*Do this:*
Tally the lines containing "such" and report the number alone.

A run of records
(begin)

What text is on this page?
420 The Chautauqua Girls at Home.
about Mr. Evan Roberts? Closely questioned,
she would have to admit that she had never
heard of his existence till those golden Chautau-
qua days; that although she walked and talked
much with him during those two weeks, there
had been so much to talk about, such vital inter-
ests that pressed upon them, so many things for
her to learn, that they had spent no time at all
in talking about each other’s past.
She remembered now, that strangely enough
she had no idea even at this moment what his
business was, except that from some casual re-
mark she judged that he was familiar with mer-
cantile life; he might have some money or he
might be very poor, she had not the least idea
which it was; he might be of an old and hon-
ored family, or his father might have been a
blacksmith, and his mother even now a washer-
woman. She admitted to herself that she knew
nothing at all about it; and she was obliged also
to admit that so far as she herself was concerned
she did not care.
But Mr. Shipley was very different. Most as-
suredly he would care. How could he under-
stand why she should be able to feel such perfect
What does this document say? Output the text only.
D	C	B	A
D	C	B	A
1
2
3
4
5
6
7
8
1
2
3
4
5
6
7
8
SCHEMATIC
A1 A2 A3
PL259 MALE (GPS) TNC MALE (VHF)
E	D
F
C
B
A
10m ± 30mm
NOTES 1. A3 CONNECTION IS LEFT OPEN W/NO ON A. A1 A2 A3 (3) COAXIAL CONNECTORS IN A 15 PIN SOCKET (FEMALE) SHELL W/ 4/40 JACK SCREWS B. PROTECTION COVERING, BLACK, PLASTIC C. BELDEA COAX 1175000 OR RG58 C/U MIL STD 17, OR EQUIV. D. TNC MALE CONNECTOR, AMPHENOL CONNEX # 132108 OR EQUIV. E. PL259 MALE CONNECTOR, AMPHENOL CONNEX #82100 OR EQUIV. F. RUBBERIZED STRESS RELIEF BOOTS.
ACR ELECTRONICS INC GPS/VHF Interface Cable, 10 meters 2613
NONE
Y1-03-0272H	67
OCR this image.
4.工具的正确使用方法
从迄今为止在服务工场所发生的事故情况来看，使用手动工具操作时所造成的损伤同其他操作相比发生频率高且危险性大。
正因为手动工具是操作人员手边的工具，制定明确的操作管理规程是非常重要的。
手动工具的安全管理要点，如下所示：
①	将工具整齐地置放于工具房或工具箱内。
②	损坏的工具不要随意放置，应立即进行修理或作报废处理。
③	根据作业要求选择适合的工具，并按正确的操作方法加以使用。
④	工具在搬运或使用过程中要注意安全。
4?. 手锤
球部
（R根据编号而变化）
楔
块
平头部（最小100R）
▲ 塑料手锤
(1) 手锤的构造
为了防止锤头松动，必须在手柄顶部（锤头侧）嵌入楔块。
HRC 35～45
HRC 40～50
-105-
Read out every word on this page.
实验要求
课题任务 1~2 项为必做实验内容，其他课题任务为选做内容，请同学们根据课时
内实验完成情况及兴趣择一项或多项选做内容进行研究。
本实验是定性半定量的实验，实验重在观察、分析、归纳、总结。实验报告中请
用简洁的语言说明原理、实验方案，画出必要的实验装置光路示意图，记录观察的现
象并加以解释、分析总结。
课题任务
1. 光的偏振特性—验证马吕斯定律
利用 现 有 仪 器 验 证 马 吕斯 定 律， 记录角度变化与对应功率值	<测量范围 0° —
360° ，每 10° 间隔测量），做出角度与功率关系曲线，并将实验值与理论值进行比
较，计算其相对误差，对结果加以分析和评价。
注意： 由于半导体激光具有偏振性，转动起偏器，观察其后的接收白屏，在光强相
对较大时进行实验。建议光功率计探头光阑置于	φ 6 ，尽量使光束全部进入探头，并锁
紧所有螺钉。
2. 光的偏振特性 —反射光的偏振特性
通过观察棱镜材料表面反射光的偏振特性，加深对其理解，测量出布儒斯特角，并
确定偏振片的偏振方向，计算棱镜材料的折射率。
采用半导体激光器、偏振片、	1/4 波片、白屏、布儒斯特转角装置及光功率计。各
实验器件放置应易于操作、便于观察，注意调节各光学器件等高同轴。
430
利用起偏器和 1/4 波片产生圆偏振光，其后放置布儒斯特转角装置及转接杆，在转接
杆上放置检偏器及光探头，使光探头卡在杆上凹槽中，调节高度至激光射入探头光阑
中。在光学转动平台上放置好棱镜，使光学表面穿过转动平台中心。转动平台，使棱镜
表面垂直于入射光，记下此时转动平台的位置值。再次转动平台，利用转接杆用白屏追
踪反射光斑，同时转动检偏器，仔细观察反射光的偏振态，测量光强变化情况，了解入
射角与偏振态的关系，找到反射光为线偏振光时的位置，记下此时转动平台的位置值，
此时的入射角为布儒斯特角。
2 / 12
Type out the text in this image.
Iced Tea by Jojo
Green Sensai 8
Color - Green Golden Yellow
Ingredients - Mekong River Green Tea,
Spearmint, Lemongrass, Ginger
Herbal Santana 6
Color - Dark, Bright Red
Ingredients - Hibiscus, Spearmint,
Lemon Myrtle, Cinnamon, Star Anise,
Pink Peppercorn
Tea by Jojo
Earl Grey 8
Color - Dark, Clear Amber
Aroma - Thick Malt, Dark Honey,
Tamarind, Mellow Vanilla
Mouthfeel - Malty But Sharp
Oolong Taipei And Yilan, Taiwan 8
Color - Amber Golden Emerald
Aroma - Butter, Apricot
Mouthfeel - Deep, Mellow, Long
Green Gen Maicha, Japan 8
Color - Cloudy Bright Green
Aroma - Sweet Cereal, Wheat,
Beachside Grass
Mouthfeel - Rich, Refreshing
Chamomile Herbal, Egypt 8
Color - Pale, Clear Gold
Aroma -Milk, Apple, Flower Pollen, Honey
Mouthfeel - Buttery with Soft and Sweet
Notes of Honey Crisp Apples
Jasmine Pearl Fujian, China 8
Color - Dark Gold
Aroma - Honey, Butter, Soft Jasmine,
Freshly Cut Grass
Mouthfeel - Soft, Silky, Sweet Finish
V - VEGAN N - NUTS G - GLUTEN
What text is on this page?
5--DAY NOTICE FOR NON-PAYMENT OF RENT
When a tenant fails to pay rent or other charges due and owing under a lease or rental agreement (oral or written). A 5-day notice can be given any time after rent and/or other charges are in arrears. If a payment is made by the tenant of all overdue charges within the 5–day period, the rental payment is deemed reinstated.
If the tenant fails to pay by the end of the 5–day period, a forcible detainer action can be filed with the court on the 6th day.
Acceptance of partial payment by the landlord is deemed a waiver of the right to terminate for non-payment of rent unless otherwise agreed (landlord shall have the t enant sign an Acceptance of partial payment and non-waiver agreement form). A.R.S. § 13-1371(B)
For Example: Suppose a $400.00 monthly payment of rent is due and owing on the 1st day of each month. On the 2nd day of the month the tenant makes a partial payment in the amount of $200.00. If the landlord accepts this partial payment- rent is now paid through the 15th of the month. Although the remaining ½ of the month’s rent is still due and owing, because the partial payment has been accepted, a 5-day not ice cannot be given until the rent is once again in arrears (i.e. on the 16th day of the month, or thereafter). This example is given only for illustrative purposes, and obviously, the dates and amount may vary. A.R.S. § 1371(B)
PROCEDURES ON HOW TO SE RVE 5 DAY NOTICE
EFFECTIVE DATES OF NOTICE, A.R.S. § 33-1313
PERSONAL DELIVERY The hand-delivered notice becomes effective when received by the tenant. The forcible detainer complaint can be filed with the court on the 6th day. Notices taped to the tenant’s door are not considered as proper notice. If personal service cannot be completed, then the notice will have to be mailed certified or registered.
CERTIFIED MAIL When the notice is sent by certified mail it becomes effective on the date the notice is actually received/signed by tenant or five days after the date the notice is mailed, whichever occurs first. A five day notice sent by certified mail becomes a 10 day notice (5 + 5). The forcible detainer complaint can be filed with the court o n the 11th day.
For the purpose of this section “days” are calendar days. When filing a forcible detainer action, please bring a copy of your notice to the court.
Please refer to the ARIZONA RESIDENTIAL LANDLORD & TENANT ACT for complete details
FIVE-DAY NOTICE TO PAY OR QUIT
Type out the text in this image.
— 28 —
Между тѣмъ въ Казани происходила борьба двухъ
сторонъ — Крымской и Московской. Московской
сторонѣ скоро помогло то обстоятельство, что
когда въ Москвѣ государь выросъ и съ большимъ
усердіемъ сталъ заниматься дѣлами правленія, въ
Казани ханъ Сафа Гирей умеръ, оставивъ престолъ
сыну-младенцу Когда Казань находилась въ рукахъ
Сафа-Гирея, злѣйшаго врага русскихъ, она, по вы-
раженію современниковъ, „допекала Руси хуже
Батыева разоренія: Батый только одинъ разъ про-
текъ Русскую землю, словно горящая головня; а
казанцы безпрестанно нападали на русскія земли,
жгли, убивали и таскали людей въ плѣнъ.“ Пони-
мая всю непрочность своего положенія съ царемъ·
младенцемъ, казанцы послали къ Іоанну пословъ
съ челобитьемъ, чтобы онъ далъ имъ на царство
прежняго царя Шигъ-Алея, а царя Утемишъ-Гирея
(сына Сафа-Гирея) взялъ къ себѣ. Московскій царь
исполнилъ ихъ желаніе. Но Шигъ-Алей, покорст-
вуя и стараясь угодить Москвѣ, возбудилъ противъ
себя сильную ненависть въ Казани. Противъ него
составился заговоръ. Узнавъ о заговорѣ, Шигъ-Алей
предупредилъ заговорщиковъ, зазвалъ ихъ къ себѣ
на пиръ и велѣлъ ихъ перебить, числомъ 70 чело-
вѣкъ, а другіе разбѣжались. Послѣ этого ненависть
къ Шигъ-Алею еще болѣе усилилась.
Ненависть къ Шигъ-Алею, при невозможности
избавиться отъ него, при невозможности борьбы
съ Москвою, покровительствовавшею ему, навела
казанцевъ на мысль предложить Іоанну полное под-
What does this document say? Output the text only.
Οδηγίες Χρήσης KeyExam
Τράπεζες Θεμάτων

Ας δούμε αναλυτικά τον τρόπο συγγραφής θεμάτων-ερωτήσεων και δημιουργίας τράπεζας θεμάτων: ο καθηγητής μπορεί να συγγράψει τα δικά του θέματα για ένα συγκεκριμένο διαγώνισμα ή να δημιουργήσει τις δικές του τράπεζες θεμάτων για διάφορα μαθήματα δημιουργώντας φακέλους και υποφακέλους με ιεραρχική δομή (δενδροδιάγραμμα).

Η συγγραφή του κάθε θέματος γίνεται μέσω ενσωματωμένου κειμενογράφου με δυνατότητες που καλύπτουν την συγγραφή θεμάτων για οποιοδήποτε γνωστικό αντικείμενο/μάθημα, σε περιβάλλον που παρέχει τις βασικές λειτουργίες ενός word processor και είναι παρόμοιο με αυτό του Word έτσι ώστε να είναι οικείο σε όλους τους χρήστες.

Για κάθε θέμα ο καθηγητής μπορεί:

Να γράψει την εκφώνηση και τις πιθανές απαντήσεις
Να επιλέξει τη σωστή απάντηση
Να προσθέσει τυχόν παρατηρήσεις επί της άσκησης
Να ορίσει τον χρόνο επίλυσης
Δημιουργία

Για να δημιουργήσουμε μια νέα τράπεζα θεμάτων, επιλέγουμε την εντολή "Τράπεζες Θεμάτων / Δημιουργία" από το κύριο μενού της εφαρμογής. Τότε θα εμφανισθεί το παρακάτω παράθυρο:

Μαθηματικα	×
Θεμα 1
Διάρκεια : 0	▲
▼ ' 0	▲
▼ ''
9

(end)

*Task answer:*
2